*Estratto della fonte*
---

Il “Re Lear” che in questi giorni si replica la Teatro Biondo (che lo produce insieme al Teatro di Roma – Teatro Nazionale) ha poco a che vedere, per precisa volontà del regista Giorgio Barberio Corsetti, con il personaggio delineato da Shakespeare agli inizi del ‘600.
Interpretato da un plastico, a tratti mellifluo, Ennio Fantastichini, Lear è un vecchio monarca che, per precipua volontà, decide di lasciare tutto in mano alle figlie e godersi una nuova adolescenza.
Il plot del potere, dunque, voluto da Shakespere c’è tutto, è la sua declinazione ad essere innovativa e, per certi versi, interrogativa.
A sostegno di questa “riscrittura” risultano indispensabili nello spettacolo le scene (Francesco Esposito), le proiezioni video (Igor Renzetti e Lorenzo Bruno) e le musiche eseguite dal vivo (Luca Nostro).

---

Voci del dataset archiviate
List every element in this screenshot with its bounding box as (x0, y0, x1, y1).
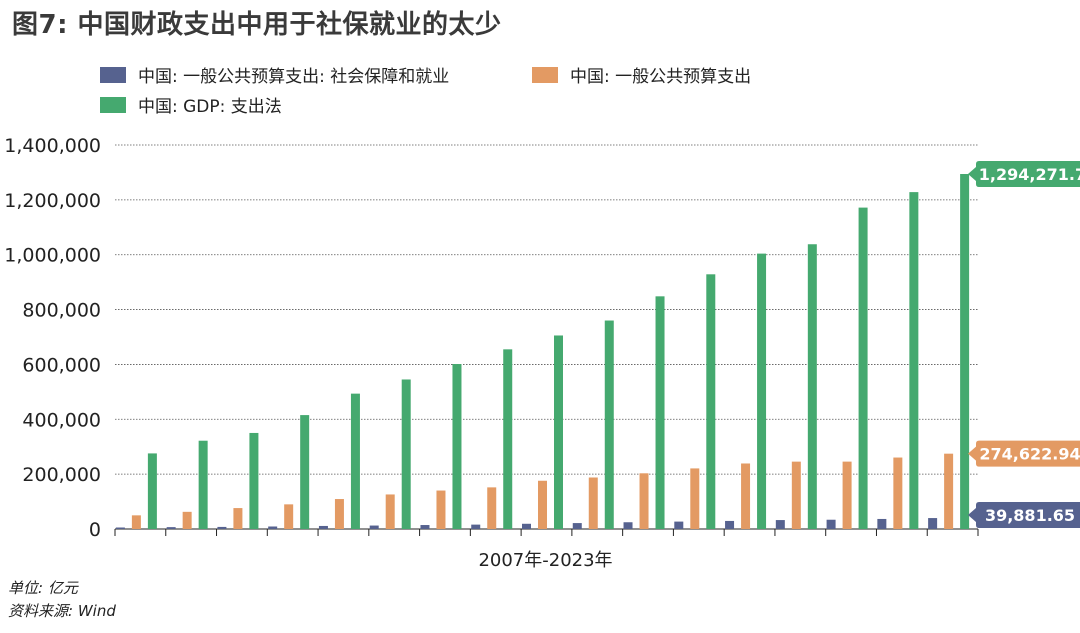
bar-gdp (249, 432, 259, 529)
end-label-social-security: 39,881.65 (985, 506, 1075, 525)
bar-gdp (147, 453, 157, 529)
bar-gdp (300, 415, 310, 529)
bar-budget-expenditure (385, 494, 395, 529)
y-tick-label: 200,000 (22, 464, 101, 486)
bar-social-security (318, 525, 328, 529)
bar-gdp (350, 393, 360, 529)
y-tick-label: 800,000 (22, 300, 101, 322)
end-label-budget-expenditure: 274,622.94 (979, 445, 1080, 464)
legend-item-gdp[interactable]: 中国: GDP: 支出法 (100, 92, 282, 117)
y-tick-label: 1,000,000 (4, 245, 101, 267)
bar-budget-expenditure (487, 487, 497, 529)
bar-gdp (604, 320, 614, 529)
bar-gdp (554, 335, 563, 529)
bar-budget-expenditure (284, 504, 294, 529)
legend-item-social-security[interactable]: 中国: 一般公共预算支出: 社会保障和就业 (100, 62, 449, 87)
legend-swatch-social-security (100, 66, 126, 83)
bar-budget-expenditure (588, 477, 598, 529)
bar-social-security (268, 526, 278, 529)
bar-budget-expenditure (690, 468, 700, 529)
legend-swatch-gdp (100, 96, 126, 113)
y-tick-label: 1,200,000 (4, 190, 101, 212)
bar-gdp (807, 244, 817, 529)
bar-budget-expenditure (436, 490, 446, 529)
bar-social-security (826, 519, 836, 529)
end-label-social-security-box (968, 502, 1080, 528)
bar-social-security (217, 526, 227, 529)
bar-budget-expenditure (842, 461, 852, 529)
legend-label-gdp: 中国: GDP: 支出法 (138, 97, 282, 117)
bar-social-security (572, 523, 582, 529)
bar-gdp (909, 192, 919, 529)
chart-title: 图7: 中国财政支出中用于社保就业的太少 (12, 10, 502, 40)
legend-label-social-security: 中国: 一般公共预算支出: 社会保障和就业 (138, 67, 450, 87)
bar-social-security (471, 524, 481, 529)
bar-chart: 0 200,000 400,000 600,000 800,000 1,000,000 1,… (4, 135, 1080, 571)
bar-gdp (655, 296, 665, 529)
legend-label-budget-expenditure: 中国: 一般公共预算支出 (570, 67, 752, 87)
y-tick-label: 0 (89, 519, 101, 541)
bar-social-security (725, 520, 735, 529)
bar-budget-expenditure (639, 473, 649, 529)
bar-budget-expenditure (131, 515, 141, 529)
bar-budget-expenditure (538, 480, 547, 529)
bar-gdp (401, 379, 411, 529)
bar-social-security (369, 525, 379, 529)
bar-budget-expenditure (233, 508, 243, 529)
end-label-gdp: 1,294,271.70 (979, 165, 1080, 184)
legend-item-budget-expenditure[interactable]: 中国: 一般公共预算支出 (532, 62, 751, 87)
end-label-budget-expenditure-box (968, 440, 1080, 467)
bar-gdp (452, 364, 462, 529)
y-tick-label: 400,000 (22, 409, 101, 431)
bar-social-security (775, 520, 785, 529)
bar-social-security (420, 525, 430, 529)
end-label-gdp-box (968, 161, 1080, 187)
bar-gdp (503, 349, 513, 529)
bar-social-security (115, 527, 125, 529)
bar-budget-expenditure (893, 457, 903, 529)
y-tick-label: 600,000 (22, 354, 101, 376)
bar-social-security (877, 518, 887, 529)
bar-budget-expenditure (791, 461, 801, 529)
bar-social-security (674, 521, 684, 529)
bar-budget-expenditure (182, 511, 192, 529)
x-axis-label: 2007年-2023年 (478, 550, 612, 571)
bar-social-security (166, 527, 176, 529)
bar-gdp (757, 253, 767, 530)
bar-budget-expenditure (334, 499, 344, 529)
bar-budget-expenditure (944, 453, 954, 529)
bar-social-security (522, 523, 531, 529)
bar-gdp (706, 274, 716, 529)
source-note: 资料来源: Wind (8, 602, 116, 620)
legend-swatch-budget-expenditure (532, 66, 558, 83)
unit-note: 单位: 亿元 (8, 579, 78, 597)
bar-gdp (198, 440, 208, 529)
bar-budget-expenditure (741, 463, 751, 529)
bar-social-security (928, 518, 938, 529)
bar-social-security (623, 522, 633, 529)
bar-gdp (858, 207, 868, 530)
y-tick-label: 1,400,000 (4, 135, 101, 157)
bar-gdp (960, 173, 970, 529)
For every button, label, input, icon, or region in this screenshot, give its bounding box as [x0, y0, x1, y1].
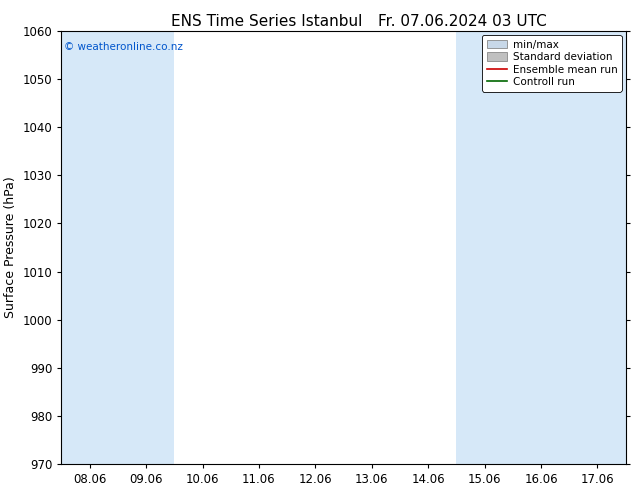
- Text: © weatheronline.co.nz: © weatheronline.co.nz: [64, 42, 183, 52]
- Text: ENS Time Series Istanbul: ENS Time Series Istanbul: [171, 14, 362, 29]
- Bar: [513, 31, 569, 464]
- Bar: [569, 31, 626, 464]
- Legend: min/max, Standard deviation, Ensemble mean run, Controll run: min/max, Standard deviation, Ensemble me…: [482, 35, 621, 92]
- Bar: [456, 31, 513, 464]
- Bar: [118, 31, 174, 464]
- Y-axis label: Surface Pressure (hPa): Surface Pressure (hPa): [4, 176, 17, 318]
- Text: Fr. 07.06.2024 03 UTC: Fr. 07.06.2024 03 UTC: [378, 14, 547, 29]
- Bar: [61, 31, 118, 464]
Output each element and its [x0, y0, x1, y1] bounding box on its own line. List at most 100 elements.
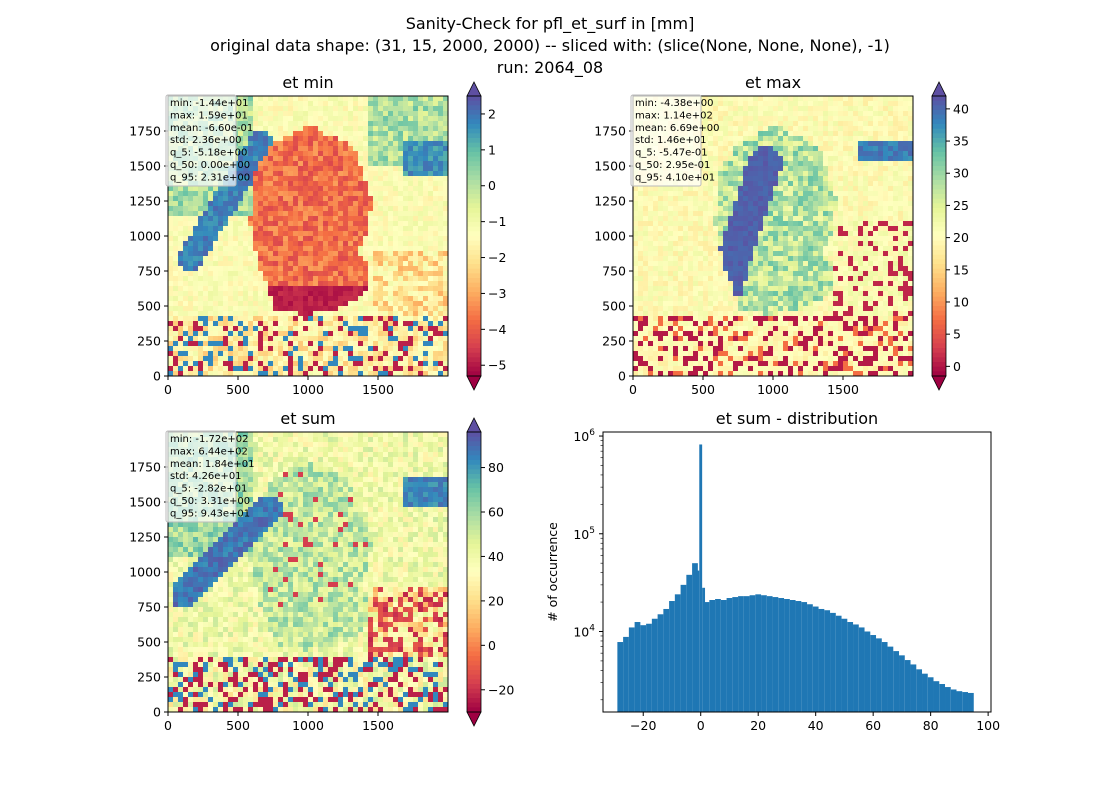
heatmap-cell: [313, 236, 319, 242]
heatmap-cell: [423, 106, 429, 112]
heatmap-cell: [373, 366, 379, 372]
heatmap-cell: [903, 121, 909, 127]
heatmap-cell: [363, 221, 369, 227]
heatmap-cell: [273, 331, 279, 337]
heatmap-cell: [238, 96, 244, 102]
heatmap-cell: [258, 246, 264, 252]
heatmap-cell: [378, 206, 384, 212]
heatmap-cell: [783, 171, 789, 177]
heatmap-cell: [223, 271, 229, 277]
heatmap-cell: [233, 291, 239, 297]
heatmap-cell: [228, 251, 234, 257]
heatmap-cell: [433, 201, 439, 207]
heatmap-cell: [258, 176, 264, 182]
heatmap-cell: [883, 131, 889, 137]
heatmap-cell: [373, 201, 379, 207]
heatmap-cell: [643, 186, 649, 192]
heatmap-cell: [258, 281, 264, 287]
heatmap-cell: [273, 316, 279, 322]
heatmap-cell: [678, 226, 684, 232]
heatmap-cell: [363, 111, 369, 117]
heatmap-cell: [748, 126, 754, 132]
heatmap-cell: [363, 251, 369, 257]
heatmap-cell: [403, 151, 409, 157]
heatmap-cell: [238, 116, 244, 122]
heatmap-cell: [823, 156, 829, 162]
heatmap-cell: [423, 201, 429, 207]
heatmap-cell: [333, 146, 339, 152]
heatmap-cell: [768, 146, 774, 152]
heatmap-cell: [238, 131, 244, 137]
heatmap-cell: [843, 241, 849, 247]
heatmap-cell: [313, 276, 319, 282]
heatmap-cell: [808, 146, 814, 152]
heatmap-cell: [193, 366, 199, 372]
heatmap-cell: [278, 211, 284, 217]
heatmap-cell: [893, 166, 899, 172]
heatmap-cell: [848, 146, 854, 152]
heatmap-cell: [398, 326, 404, 332]
stats-line: mean: -6.60e-01: [170, 123, 253, 134]
heatmap-cell: [353, 111, 359, 117]
heatmap-cell: [243, 141, 249, 147]
heatmap-cell: [243, 346, 249, 352]
heatmap-cell: [353, 116, 359, 122]
heatmap-cell: [708, 181, 714, 187]
heatmap-cell: [393, 281, 399, 287]
heatmap-cell: [643, 196, 649, 202]
heatmap-cell: [408, 326, 414, 332]
heatmap-cell: [378, 196, 384, 202]
heatmap-cell: [388, 361, 394, 367]
heatmap-cell: [868, 236, 874, 242]
heatmap-cell: [433, 301, 439, 307]
heatmap-cell: [293, 311, 299, 317]
heatmap-cell: [368, 251, 374, 257]
heatmap-cell: [313, 171, 319, 177]
heatmap-cell: [798, 236, 804, 242]
heatmap-cell: [373, 256, 379, 262]
heatmap-cell: [278, 371, 284, 377]
heatmap-cell: [698, 211, 704, 217]
heatmap-cell: [363, 191, 369, 197]
heatmap-cell: [298, 311, 304, 317]
heatmap-cell: [313, 231, 319, 237]
heatmap-cell: [193, 316, 199, 322]
heatmap-cell: [293, 366, 299, 372]
heatmap-cell: [438, 336, 444, 342]
heatmap-cell: [238, 216, 244, 222]
heatmap-cell: [903, 186, 909, 192]
heatmap-cell: [238, 316, 244, 322]
heatmap-cell: [723, 196, 729, 202]
heatmap-cell: [298, 321, 304, 327]
heatmap-cell: [408, 356, 414, 362]
heatmap-cell: [358, 136, 364, 142]
heatmap-cell: [393, 116, 399, 122]
heatmap-cell: [428, 201, 434, 207]
heatmap-cell: [348, 326, 354, 332]
heatmap-cell: [383, 121, 389, 127]
heatmap-cell: [818, 106, 824, 112]
heatmap-cell: [393, 171, 399, 177]
heatmap-cell: [378, 146, 384, 152]
heatmap-cell: [328, 176, 334, 182]
heatmap-cell: [403, 146, 409, 152]
heatmap-cell: [423, 281, 429, 287]
heatmap-cell: [748, 166, 754, 172]
heatmap-cell: [768, 186, 774, 192]
heatmap-cell: [223, 351, 229, 357]
heatmap-cell: [293, 211, 299, 217]
heatmap-cell: [633, 221, 639, 227]
heatmap-cell: [728, 181, 734, 187]
heatmap-cell: [243, 206, 249, 212]
heatmap-cell: [313, 211, 319, 217]
heatmap-cell: [348, 271, 354, 277]
heatmap-cell: [403, 306, 409, 312]
heatmap-cell: [898, 236, 904, 242]
heatmap-cell: [873, 156, 879, 162]
heatmap-cell: [428, 196, 434, 202]
heatmap-cell: [433, 161, 439, 167]
heatmap-cell: [728, 236, 734, 242]
colorbar-segment: [467, 119, 481, 125]
heatmap-cell: [303, 221, 309, 227]
heatmap-cell: [818, 161, 824, 167]
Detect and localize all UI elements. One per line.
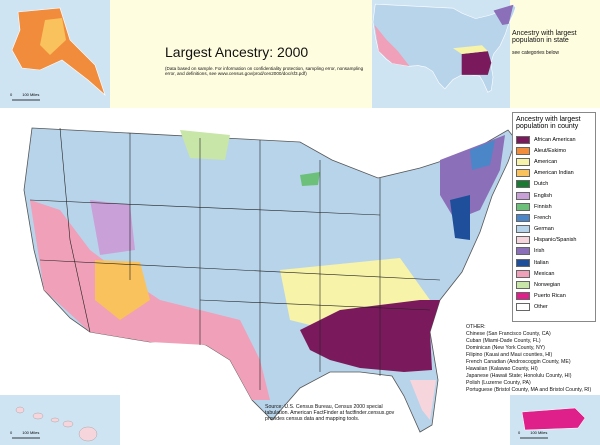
legend-item: Irish xyxy=(516,246,592,257)
legend-label: African American xyxy=(534,136,576,143)
legend-label: English xyxy=(534,192,553,199)
legend: Ancestry with largest population in coun… xyxy=(512,112,596,322)
title: Largest Ancestry: 2000 xyxy=(165,44,309,60)
other-item: Portuguese (Bristol County, MA and Brist… xyxy=(466,387,592,393)
other-item: Polish (Luzerne County, PA) xyxy=(466,380,531,386)
legend-items: African American Aleut/Eskimo American Amer… xyxy=(516,134,592,313)
scale-label: 100 Miles xyxy=(530,430,548,435)
legend-swatch xyxy=(516,292,530,301)
puerto-rico xyxy=(521,407,586,431)
legend-item: African American xyxy=(516,134,592,145)
subtitle: (Data based on sample. For information o… xyxy=(165,66,364,76)
legend-label: Italian xyxy=(534,259,549,266)
alaska-scale: 0 100 Miles xyxy=(10,92,39,97)
legend-item: Puerto Rican xyxy=(516,291,592,302)
legend-label: American Indian xyxy=(534,170,574,177)
legend-item: Mexican xyxy=(516,268,592,279)
legend-item: American Indian xyxy=(516,168,592,179)
region-american-indian xyxy=(95,260,150,320)
legend-item: Finnish xyxy=(516,201,592,212)
scale-label: 0 xyxy=(10,430,13,435)
other-item: Hawaiian (Kalawao County, HI) xyxy=(466,366,538,372)
legend-item: French xyxy=(516,212,592,223)
legend-label: Hispanic/Spanish xyxy=(534,237,577,244)
legend-swatch xyxy=(516,281,530,290)
state-inset-title: Ancestry with largest population in stat… xyxy=(512,30,577,44)
region-finnish xyxy=(300,172,320,186)
legend-label: American xyxy=(534,158,558,165)
other-item: Dominican (New York County, NY) xyxy=(466,345,545,351)
source: Source: U.S. Census Bureau, Census 2000 … xyxy=(265,404,395,422)
other-item: Filipino (Kauai and Maui counties, HI) xyxy=(466,352,553,358)
legend-label: Aleut/Eskimo xyxy=(534,147,567,154)
state-borders xyxy=(29,127,441,390)
region-florida xyxy=(410,380,436,420)
other-item: French Canadian (Androscoggin County, ME… xyxy=(466,359,571,365)
legend-item: Dutch xyxy=(516,179,592,190)
legend-item: American xyxy=(516,156,592,167)
legend-swatch xyxy=(516,247,530,256)
legend-item: Hispanic/Spanish xyxy=(516,235,592,246)
legend-label: Irish xyxy=(534,248,545,255)
hawaii-inset xyxy=(0,395,120,445)
legend-swatch xyxy=(516,213,530,222)
legend-swatch xyxy=(516,157,530,166)
legend-title: Ancestry with largest population in coun… xyxy=(516,116,581,130)
scale-bars xyxy=(12,99,548,439)
legend-swatch xyxy=(516,146,530,155)
legend-item: German xyxy=(516,224,592,235)
legend-label: Other xyxy=(534,304,548,311)
legend-item: Norwegian xyxy=(516,279,592,290)
legend-swatch xyxy=(516,258,530,267)
legend-swatch xyxy=(516,269,530,278)
region-italian xyxy=(450,195,470,240)
legend-swatch xyxy=(516,135,530,144)
scale-label: 0 xyxy=(10,92,13,97)
legend-label: Dutch xyxy=(534,181,549,188)
hawaii xyxy=(15,406,98,442)
legend-swatch xyxy=(516,169,530,178)
legend-item: Other xyxy=(516,302,592,313)
legend-item: Aleut/Eskimo xyxy=(516,145,592,156)
alaska-region xyxy=(40,18,66,55)
legend-label: Finnish xyxy=(534,203,552,210)
legend-label: Puerto Rican xyxy=(534,293,566,300)
scale-label: 100 Miles xyxy=(22,92,40,97)
region-french xyxy=(470,140,495,170)
region-english xyxy=(90,200,135,255)
scale-label: 0 xyxy=(518,430,521,435)
legend-swatch xyxy=(516,180,530,189)
legend-label: Mexican xyxy=(534,270,555,277)
legend-swatch xyxy=(516,202,530,211)
puerto-rico-scale: 0 100 Miles xyxy=(518,430,547,435)
legend-swatch xyxy=(516,303,530,312)
state-inset-note: see categories below xyxy=(512,50,559,56)
alaska xyxy=(11,7,106,96)
legend-swatch xyxy=(516,191,530,200)
legend-label: Norwegian xyxy=(534,282,561,289)
scale-label: 100 Miles xyxy=(22,430,40,435)
other-title: OTHER: xyxy=(466,324,486,330)
region-norwegian xyxy=(180,130,230,160)
legend-label: French xyxy=(534,214,552,221)
legend-swatch xyxy=(516,225,530,234)
legend-item: Italian xyxy=(516,257,592,268)
other-list: OTHER: Chinese (San Francisco County, CA… xyxy=(466,324,591,394)
other-item: Japanese (Hawaii State; Honolulu County,… xyxy=(466,373,572,379)
legend-swatch xyxy=(516,236,530,245)
other-item: Chinese (San Francisco County, CA) xyxy=(466,331,551,337)
legend-label: German xyxy=(534,226,554,233)
other-item: Cuban (Miami-Dade County, FL) xyxy=(466,338,541,344)
state-map xyxy=(372,3,516,93)
legend-item: English xyxy=(516,190,592,201)
hawaii-scale: 0 100 Miles xyxy=(10,430,39,435)
region-african-american xyxy=(300,300,440,372)
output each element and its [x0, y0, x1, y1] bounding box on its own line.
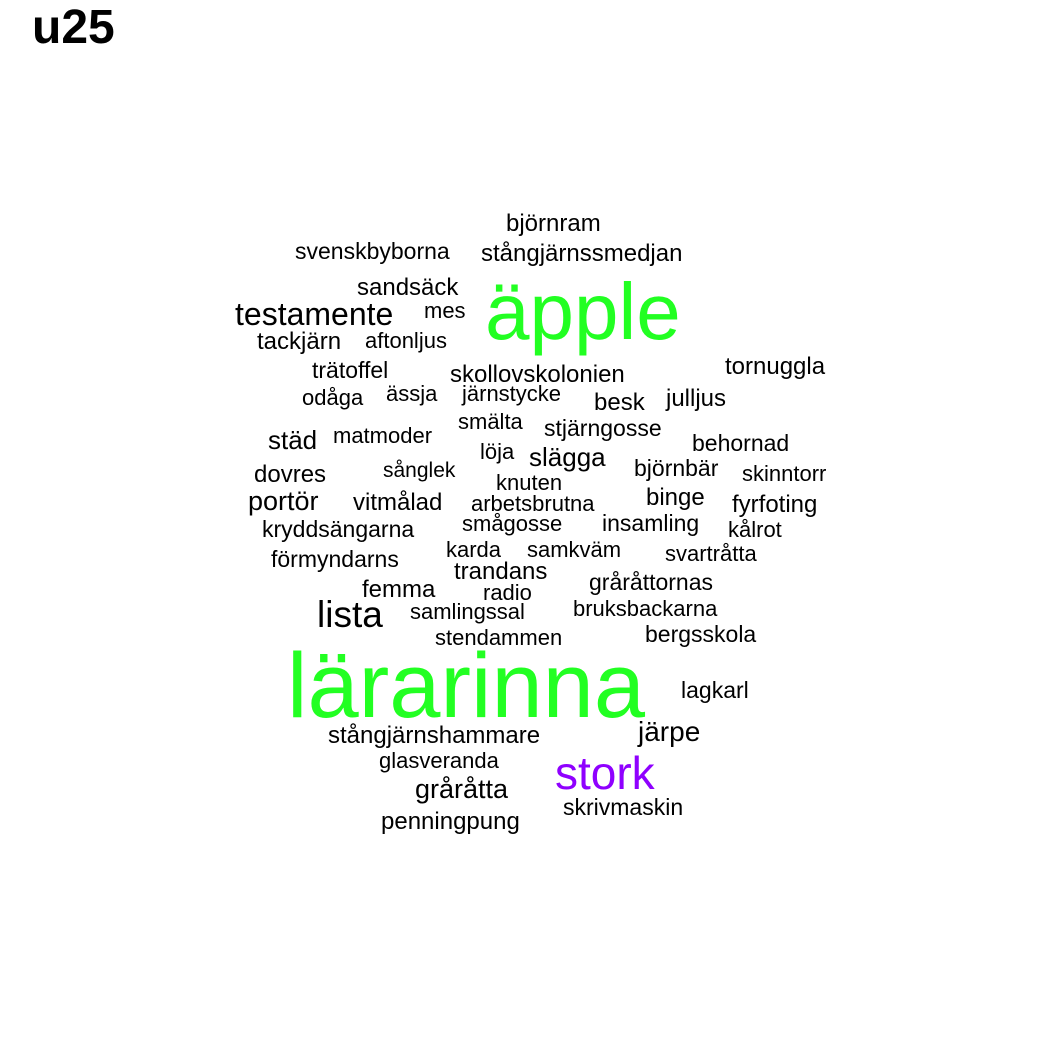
cloud-word: städ	[268, 425, 318, 455]
cloud-word: skrivmaskin	[563, 794, 684, 820]
cloud-word: äpple	[485, 267, 681, 356]
cloud-word: behornad	[692, 430, 790, 456]
cloud-word: sånglek	[383, 459, 456, 482]
cloud-word: björnram	[506, 210, 601, 237]
cloud-word: stångjärnssmedjan	[481, 240, 683, 267]
cloud-word: radio	[483, 580, 532, 605]
cloud-word: besk	[594, 389, 645, 416]
cloud-word: lagkarl	[681, 677, 749, 703]
cloud-title: u25	[32, 1, 115, 54]
cloud-word: stångjärnshammare	[328, 722, 541, 749]
cloud-word: järpe	[638, 716, 701, 747]
cloud-word: björnbär	[634, 455, 719, 481]
cloud-word: insamling	[602, 510, 700, 536]
cloud-word: mes	[424, 298, 466, 323]
cloud-word: karda	[446, 537, 502, 562]
cloud-word: lärarinna	[287, 635, 645, 737]
cloud-word: kryddsängarna	[262, 516, 415, 542]
cloud-word: matmoder	[333, 423, 433, 448]
cloud-word: skollovskolonien	[450, 361, 625, 388]
cloud-word: fyrfoting	[732, 491, 818, 518]
cloud-word: samkväm	[527, 537, 622, 562]
cloud-word: förmyndarns	[271, 546, 399, 572]
cloud-word: kålrot	[728, 517, 782, 542]
cloud-word: bruksbackarna	[573, 596, 718, 621]
cloud-word: knuten	[496, 470, 563, 495]
cloud-word: ässja	[386, 381, 438, 406]
cloud-word: femma	[362, 576, 436, 603]
cloud-word: stjärngosse	[544, 415, 662, 441]
cloud-word: aftonljus	[365, 328, 447, 353]
cloud-word: gråråtta	[415, 774, 509, 804]
cloud-word: gråråttornas	[589, 569, 714, 595]
cloud-word: järnstycke	[462, 381, 562, 406]
cloud-word: samlingssal	[410, 599, 525, 624]
cloud-word: smälta	[458, 409, 523, 434]
cloud-word: slägga	[529, 442, 606, 472]
cloud-word: odåga	[302, 385, 364, 410]
cloud-word: svenskbyborna	[295, 238, 450, 264]
cloud-word: bergsskola	[645, 621, 757, 647]
cloud-word: stork	[555, 747, 655, 799]
cloud-word: tackjärn	[257, 328, 342, 355]
cloud-word: vitmålad	[353, 489, 443, 516]
cloud-word: glasveranda	[379, 748, 499, 773]
cloud-word: stendammen	[435, 625, 563, 650]
cloud-word: testamente	[235, 296, 394, 332]
cloud-word: tornuggla	[725, 353, 826, 380]
cloud-word: penningpung	[381, 808, 520, 835]
cloud-word: arbetsbrutna	[471, 491, 595, 516]
cloud-word: lista	[317, 594, 383, 635]
cloud-word: svartråtta	[665, 541, 757, 566]
cloud-word: portör	[248, 486, 319, 516]
cloud-word: trandans	[454, 558, 548, 585]
cloud-word: julljus	[666, 385, 727, 412]
cloud-word: smågosse	[462, 511, 563, 536]
cloud-word: dovres	[254, 461, 327, 488]
cloud-word: sandsäck	[357, 274, 459, 301]
cloud-word: skinntorr	[742, 461, 827, 486]
cloud-word: trätoffel	[312, 357, 389, 383]
cloud-word: binge	[646, 484, 705, 511]
cloud-word: löja	[480, 439, 515, 464]
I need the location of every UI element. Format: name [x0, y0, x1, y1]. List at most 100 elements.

---

*Le consegne*
**A.** Riproduci fedelmente il passo della recensione del Re Lear che comincia dalle parole "Interpretato da un" e termina dopo le parole "vivo (Luca Nostro).".
**B.** Riprendi la recensione del Re Lear e proseguila a partire dall'ultima frase riportata.

*Risposte alle consegne*
**A.**
Interpretato da un plastico, a tratti mellifluo, Ennio Fantastichini, Lear è un vecchio monarca che, per precipua volontà, decide di lasciare tutto in mano alle figlie e godersi una nuova adolescenza.
Il plot del potere, dunque, voluto da Shakespere c’è tutto, è la sua declinazione ad essere innovativa e, per certi versi, interrogativa.
A sostegno di questa “riscrittura” risultano indispensabili nello spettacolo le scene (Francesco Esposito), le proiezioni video (Igor Renzetti e Lorenzo Bruno) e le musiche eseguite dal vivo (Luca Nostro).

**B.**
Lo spettacolo inizia dietro le quinte: è lì la festa che, a sipario chiuso, il pubblico in sala può vedere in video-proiezione, prima traccia dell’impronta sperimentale del regista.
La goliardia che esplode nella dissolutezza dei corpi, a cui sono concessi baci incestuosi, e nella fastosità dei costumi, in scene che fanno pensare all’ultimo miglior cinema italiano, lascia il posto alla “tragedia che si fa farsa e che può essere vera”.
“Il peso dell’amore non è nelle parole” ma il Re questo non lo capisce e, “in preda ad una vecchiaia che lo rende imprevedibile”, affida il suo potere, in forma e sostanza, alle figlie Goneril e Regan.
Cordelia, “balsamo della sua vecchiaia”, l’unica erede che si macchia di sincerità verso il patriarca, viene allontanata.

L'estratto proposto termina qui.